Data records -
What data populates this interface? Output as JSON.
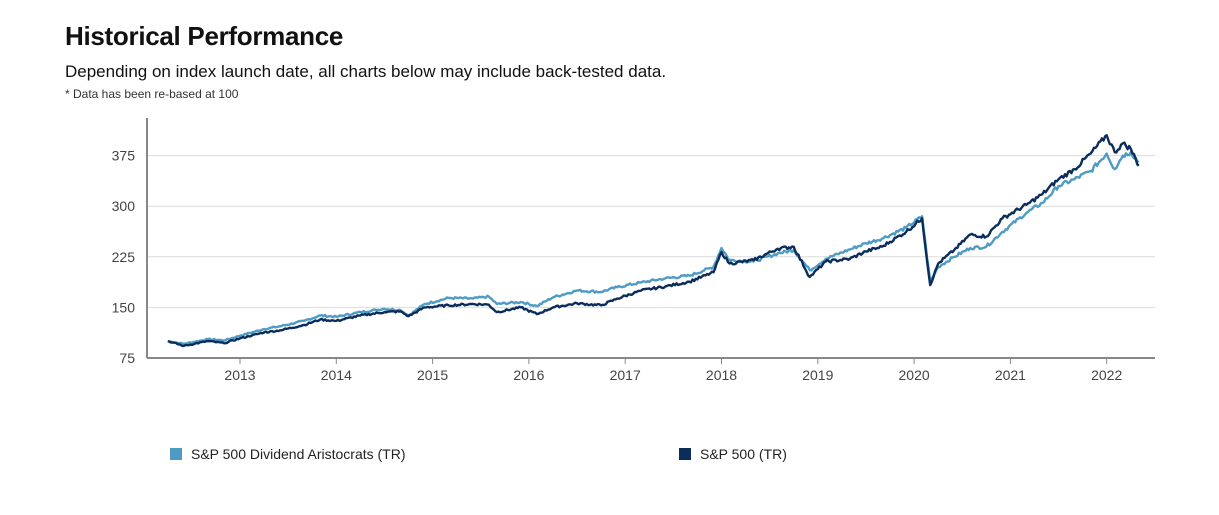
{
  "header": {
    "title": "Historical Performance",
    "subtitle": "Depending on index launch date, all charts below may include back-tested data.",
    "note": "* Data has been re-based at 100"
  },
  "chart_data": {
    "type": "line",
    "title": "",
    "xlabel": "",
    "ylabel": "",
    "ylim": [
      75,
      412
    ],
    "yticks": [
      "75",
      "150",
      "225",
      "300",
      "375"
    ],
    "xticks": [
      "2013",
      "2014",
      "2015",
      "2016",
      "2017",
      "2018",
      "2019",
      "2020",
      "2021",
      "2022"
    ],
    "grid": "horizontal",
    "legend": "bottom",
    "series": [
      {
        "name": "S&P 500 Dividend Aristocrats (TR)",
        "color": "#4f9bc4",
        "points": [
          [
            "2012-04",
            100
          ],
          [
            "2012-06",
            96
          ],
          [
            "2012-09",
            103
          ],
          [
            "2012-11",
            101
          ],
          [
            "2013-01",
            108
          ],
          [
            "2013-04",
            118
          ],
          [
            "2013-06",
            122
          ],
          [
            "2013-09",
            130
          ],
          [
            "2013-11",
            138
          ],
          [
            "2014-01",
            136
          ],
          [
            "2014-04",
            143
          ],
          [
            "2014-07",
            148
          ],
          [
            "2014-09",
            146
          ],
          [
            "2014-10",
            138
          ],
          [
            "2014-12",
            155
          ],
          [
            "2015-03",
            164
          ],
          [
            "2015-06",
            163
          ],
          [
            "2015-08",
            166
          ],
          [
            "2015-09",
            155
          ],
          [
            "2015-12",
            158
          ],
          [
            "2016-02",
            152
          ],
          [
            "2016-04",
            165
          ],
          [
            "2016-07",
            175
          ],
          [
            "2016-10",
            173
          ],
          [
            "2016-12",
            180
          ],
          [
            "2017-03",
            187
          ],
          [
            "2017-06",
            193
          ],
          [
            "2017-09",
            197
          ],
          [
            "2017-12",
            210
          ],
          [
            "2018-01",
            238
          ],
          [
            "2018-02",
            220
          ],
          [
            "2018-05",
            218
          ],
          [
            "2018-08",
            230
          ],
          [
            "2018-10",
            235
          ],
          [
            "2018-12",
            205
          ],
          [
            "2019-02",
            222
          ],
          [
            "2019-05",
            236
          ],
          [
            "2019-07",
            245
          ],
          [
            "2019-09",
            252
          ],
          [
            "2019-12",
            268
          ],
          [
            "2020-02",
            285
          ],
          [
            "2020-03",
            188
          ],
          [
            "2020-04",
            210
          ],
          [
            "2020-06",
            225
          ],
          [
            "2020-08",
            238
          ],
          [
            "2020-10",
            240
          ],
          [
            "2020-12",
            262
          ],
          [
            "2021-03",
            290
          ],
          [
            "2021-05",
            305
          ],
          [
            "2021-07",
            330
          ],
          [
            "2021-09",
            340
          ],
          [
            "2021-11",
            352
          ],
          [
            "2022-01",
            378
          ],
          [
            "2022-02",
            355
          ],
          [
            "2022-03",
            375
          ],
          [
            "2022-04",
            380
          ],
          [
            "2022-05",
            365
          ]
        ]
      },
      {
        "name": "S&P 500 (TR)",
        "color": "#0b2d5b",
        "points": [
          [
            "2012-04",
            100
          ],
          [
            "2012-06",
            93
          ],
          [
            "2012-09",
            100
          ],
          [
            "2012-11",
            97
          ],
          [
            "2013-01",
            104
          ],
          [
            "2013-04",
            113
          ],
          [
            "2013-06",
            116
          ],
          [
            "2013-09",
            124
          ],
          [
            "2013-11",
            132
          ],
          [
            "2014-01",
            130
          ],
          [
            "2014-04",
            138
          ],
          [
            "2014-07",
            143
          ],
          [
            "2014-09",
            144
          ],
          [
            "2014-10",
            137
          ],
          [
            "2014-12",
            150
          ],
          [
            "2015-03",
            153
          ],
          [
            "2015-06",
            155
          ],
          [
            "2015-08",
            154
          ],
          [
            "2015-09",
            143
          ],
          [
            "2015-12",
            150
          ],
          [
            "2016-02",
            140
          ],
          [
            "2016-04",
            150
          ],
          [
            "2016-07",
            156
          ],
          [
            "2016-10",
            153
          ],
          [
            "2016-12",
            163
          ],
          [
            "2017-03",
            175
          ],
          [
            "2017-06",
            181
          ],
          [
            "2017-09",
            188
          ],
          [
            "2017-12",
            202
          ],
          [
            "2018-01",
            232
          ],
          [
            "2018-02",
            215
          ],
          [
            "2018-05",
            220
          ],
          [
            "2018-08",
            237
          ],
          [
            "2018-10",
            240
          ],
          [
            "2018-12",
            195
          ],
          [
            "2019-02",
            218
          ],
          [
            "2019-05",
            222
          ],
          [
            "2019-07",
            233
          ],
          [
            "2019-09",
            240
          ],
          [
            "2019-12",
            262
          ],
          [
            "2020-02",
            282
          ],
          [
            "2020-03",
            183
          ],
          [
            "2020-04",
            215
          ],
          [
            "2020-06",
            235
          ],
          [
            "2020-08",
            258
          ],
          [
            "2020-10",
            255
          ],
          [
            "2020-12",
            282
          ],
          [
            "2021-03",
            302
          ],
          [
            "2021-05",
            318
          ],
          [
            "2021-07",
            340
          ],
          [
            "2021-09",
            355
          ],
          [
            "2021-11",
            378
          ],
          [
            "2022-01",
            405
          ],
          [
            "2022-02",
            380
          ],
          [
            "2022-03",
            393
          ],
          [
            "2022-04",
            385
          ],
          [
            "2022-05",
            360
          ]
        ]
      }
    ]
  }
}
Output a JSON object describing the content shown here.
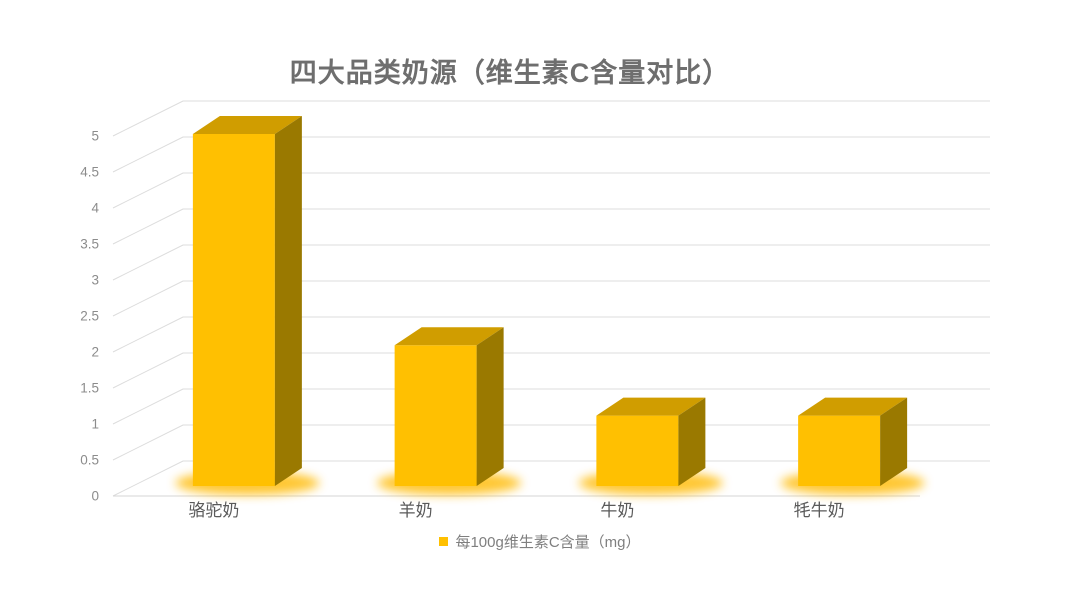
{
  "chart_data": {
    "type": "bar",
    "variant": "3d-column",
    "title": "四大品类奶源（维生素C含量对比）",
    "categories": [
      "骆驼奶",
      "羊奶",
      "牛奶",
      "牦牛奶"
    ],
    "series": [
      {
        "name": "每100g维生素C含量（mg）",
        "values": [
          5,
          2,
          1,
          1
        ]
      }
    ],
    "xlabel": "",
    "ylabel": "",
    "ylim": [
      0,
      5
    ],
    "ytick_step": 0.5,
    "yticks": [
      "0",
      "0.5",
      "1",
      "1.5",
      "2",
      "2.5",
      "3",
      "3.5",
      "4",
      "4.5",
      "5"
    ],
    "grid": true,
    "legend_position": "bottom",
    "background": "#FFFFFF",
    "colors": {
      "bar_front": "#FFC001",
      "bar_top": "#D09D00",
      "bar_side": "#9A7900",
      "bar_glow": "#FFB900",
      "gridline": "#DCDCDC",
      "axis_line": "#D6D6D6",
      "title_text": "#6E6E6E",
      "tick_text": "#8C8C8C",
      "category_text": "#5A5A5A",
      "legend_text": "#7F7F7F"
    }
  }
}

Set exercise - All records should be output exactly, with the pictures left out.

Response to this task -
What data populates this interface? Output as JSON.
{
  "header": {
    "title": "Historical Performance",
    "subtitle": "Depending on index launch date, all charts below may include back-tested data.",
    "note": "* Data has been re-based at 100"
  },
  "chart_data": {
    "type": "line",
    "title": "",
    "xlabel": "",
    "ylabel": "",
    "ylim": [
      75,
      412
    ],
    "yticks": [
      "75",
      "150",
      "225",
      "300",
      "375"
    ],
    "xticks": [
      "2013",
      "2014",
      "2015",
      "2016",
      "2017",
      "2018",
      "2019",
      "2020",
      "2021",
      "2022"
    ],
    "grid": "horizontal",
    "legend": "bottom",
    "series": [
      {
        "name": "S&P 500 Dividend Aristocrats (TR)",
        "color": "#4f9bc4",
        "points": [
          [
            "2012-04",
            100
          ],
          [
            "2012-06",
            96
          ],
          [
            "2012-09",
            103
          ],
          [
            "2012-11",
            101
          ],
          [
            "2013-01",
            108
          ],
          [
            "2013-04",
            118
          ],
          [
            "2013-06",
            122
          ],
          [
            "2013-09",
            130
          ],
          [
            "2013-11",
            138
          ],
          [
            "2014-01",
            136
          ],
          [
            "2014-04",
            143
          ],
          [
            "2014-07",
            148
          ],
          [
            "2014-09",
            146
          ],
          [
            "2014-10",
            138
          ],
          [
            "2014-12",
            155
          ],
          [
            "2015-03",
            164
          ],
          [
            "2015-06",
            163
          ],
          [
            "2015-08",
            166
          ],
          [
            "2015-09",
            155
          ],
          [
            "2015-12",
            158
          ],
          [
            "2016-02",
            152
          ],
          [
            "2016-04",
            165
          ],
          [
            "2016-07",
            175
          ],
          [
            "2016-10",
            173
          ],
          [
            "2016-12",
            180
          ],
          [
            "2017-03",
            187
          ],
          [
            "2017-06",
            193
          ],
          [
            "2017-09",
            197
          ],
          [
            "2017-12",
            210
          ],
          [
            "2018-01",
            238
          ],
          [
            "2018-02",
            220
          ],
          [
            "2018-05",
            218
          ],
          [
            "2018-08",
            230
          ],
          [
            "2018-10",
            235
          ],
          [
            "2018-12",
            205
          ],
          [
            "2019-02",
            222
          ],
          [
            "2019-05",
            236
          ],
          [
            "2019-07",
            245
          ],
          [
            "2019-09",
            252
          ],
          [
            "2019-12",
            268
          ],
          [
            "2020-02",
            285
          ],
          [
            "2020-03",
            188
          ],
          [
            "2020-04",
            210
          ],
          [
            "2020-06",
            225
          ],
          [
            "2020-08",
            238
          ],
          [
            "2020-10",
            240
          ],
          [
            "2020-12",
            262
          ],
          [
            "2021-03",
            290
          ],
          [
            "2021-05",
            305
          ],
          [
            "2021-07",
            330
          ],
          [
            "2021-09",
            340
          ],
          [
            "2021-11",
            352
          ],
          [
            "2022-01",
            378
          ],
          [
            "2022-02",
            355
          ],
          [
            "2022-03",
            375
          ],
          [
            "2022-04",
            380
          ],
          [
            "2022-05",
            365
          ]
        ]
      },
      {
        "name": "S&P 500 (TR)",
        "color": "#0b2d5b",
        "points": [
          [
            "2012-04",
            100
          ],
          [
            "2012-06",
            93
          ],
          [
            "2012-09",
            100
          ],
          [
            "2012-11",
            97
          ],
          [
            "2013-01",
            104
          ],
          [
            "2013-04",
            113
          ],
          [
            "2013-06",
            116
          ],
          [
            "2013-09",
            124
          ],
          [
            "2013-11",
            132
          ],
          [
            "2014-01",
            130
          ],
          [
            "2014-04",
            138
          ],
          [
            "2014-07",
            143
          ],
          [
            "2014-09",
            144
          ],
          [
            "2014-10",
            137
          ],
          [
            "2014-12",
            150
          ],
          [
            "2015-03",
            153
          ],
          [
            "2015-06",
            155
          ],
          [
            "2015-08",
            154
          ],
          [
            "2015-09",
            143
          ],
          [
            "2015-12",
            150
          ],
          [
            "2016-02",
            140
          ],
          [
            "2016-04",
            150
          ],
          [
            "2016-07",
            156
          ],
          [
            "2016-10",
            153
          ],
          [
            "2016-12",
            163
          ],
          [
            "2017-03",
            175
          ],
          [
            "2017-06",
            181
          ],
          [
            "2017-09",
            188
          ],
          [
            "2017-12",
            202
          ],
          [
            "2018-01",
            232
          ],
          [
            "2018-02",
            215
          ],
          [
            "2018-05",
            220
          ],
          [
            "2018-08",
            237
          ],
          [
            "2018-10",
            240
          ],
          [
            "2018-12",
            195
          ],
          [
            "2019-02",
            218
          ],
          [
            "2019-05",
            222
          ],
          [
            "2019-07",
            233
          ],
          [
            "2019-09",
            240
          ],
          [
            "2019-12",
            262
          ],
          [
            "2020-02",
            282
          ],
          [
            "2020-03",
            183
          ],
          [
            "2020-04",
            215
          ],
          [
            "2020-06",
            235
          ],
          [
            "2020-08",
            258
          ],
          [
            "2020-10",
            255
          ],
          [
            "2020-12",
            282
          ],
          [
            "2021-03",
            302
          ],
          [
            "2021-05",
            318
          ],
          [
            "2021-07",
            340
          ],
          [
            "2021-09",
            355
          ],
          [
            "2021-11",
            378
          ],
          [
            "2022-01",
            405
          ],
          [
            "2022-02",
            380
          ],
          [
            "2022-03",
            393
          ],
          [
            "2022-04",
            385
          ],
          [
            "2022-05",
            360
          ]
        ]
      }
    ]
  }
}
Output a JSON object describing the content shown here.
{
  "chart_data": {
    "type": "bar",
    "variant": "3d-column",
    "title": "四大品类奶源（维生素C含量对比）",
    "categories": [
      "骆驼奶",
      "羊奶",
      "牛奶",
      "牦牛奶"
    ],
    "series": [
      {
        "name": "每100g维生素C含量（mg）",
        "values": [
          5,
          2,
          1,
          1
        ]
      }
    ],
    "xlabel": "",
    "ylabel": "",
    "ylim": [
      0,
      5
    ],
    "ytick_step": 0.5,
    "yticks": [
      "0",
      "0.5",
      "1",
      "1.5",
      "2",
      "2.5",
      "3",
      "3.5",
      "4",
      "4.5",
      "5"
    ],
    "grid": true,
    "legend_position": "bottom",
    "background": "#FFFFFF",
    "colors": {
      "bar_front": "#FFC001",
      "bar_top": "#D09D00",
      "bar_side": "#9A7900",
      "bar_glow": "#FFB900",
      "gridline": "#DCDCDC",
      "axis_line": "#D6D6D6",
      "title_text": "#6E6E6E",
      "tick_text": "#8C8C8C",
      "category_text": "#5A5A5A",
      "legend_text": "#7F7F7F"
    }
  }
}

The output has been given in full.